Quoted text
________________

Re: pg_serial bloat

From: Thomas Munro <thomas(dot)munro(at)gmail(dot)com>
To: pgsql-hackers <pgsql-hackers(at)postgresql(dot)org>
Subject: Re: pg_serial bloat
Date: 2023-12-21 22:05:14
Message-ID: CA+hUKGK8nkZTd4v2=OQi1_jKB9O+Cgny6=1oSKV2GTSZ=3O8KQ@mail.gmail.com
Views: Raw Message | Whole Thread | Download mbox | Resend email
Thread:
Lists: pgsql-hackers

On Fri, Dec 15, 2023 at 9:53 AM Thomas Munro <thomas(dot)munro(at)gmail(dot)com> wrote:
> ... We've seen a system with ~30GB of files in there
> (note: full/untruncated be would be 2³² xids × sizeof(uint64_t) =
> 32GB). It's not just a gradual disk space leak: according to disk
> space monitoring, this system suddenly wrote ~half of that data, which
> I think must be the while loop in SerialAdd() zeroing out pages.

Attempt at an analysis of this rare anti-social I/O pattern:

SerialAdd() writes zero pages in a range from the old headPage up to
some target page, but headPage can be any number, arbitrarily far in
the past (or apparently, the future). It only keeps up with the
progress of the xid clock and spreads that work out if we happen to
call SerialAdd() often enough. If we call SerialAdd() only every
couple of billion xids (eg very occasionally you leave a transaction
open and go out to lunch on a very busy system using SERIALIZABLE
everywhere), you might find yourself suddenly needing to write out
many gigabytes of zeroes there.

________________

Given request
Return the passage of the pg_serial bloat message from "Attempt at an" up to and including "of zeroes there.", copied word for word. The listing after this message plays no part in the work.

Data provided

________________

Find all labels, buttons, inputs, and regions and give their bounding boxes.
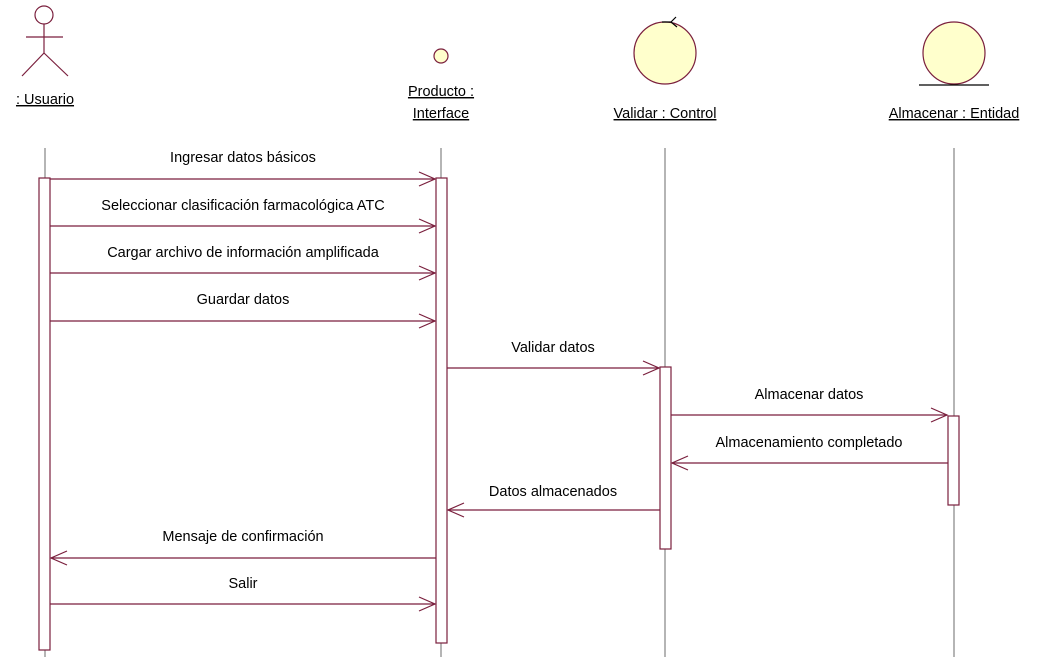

________________

Reply to the task
Attempt at an analysis of this rare anti-social I/O pattern:

SerialAdd() writes zero pages in a range from the old headPage up to
some target page, but headPage can be any number, arbitrarily far in
the past (or apparently, the future). It only keeps up with the
progress of the xid clock and spreads that work out if we happen to
call SerialAdd() often enough. If we call SerialAdd() only every
couple of billion xids (eg very occasionally you leave a transaction
open and go out to lunch on a very busy system using SERIALIZABLE
everywhere), you might find yourself suddenly needing to write out
many gigabytes of zeroes there.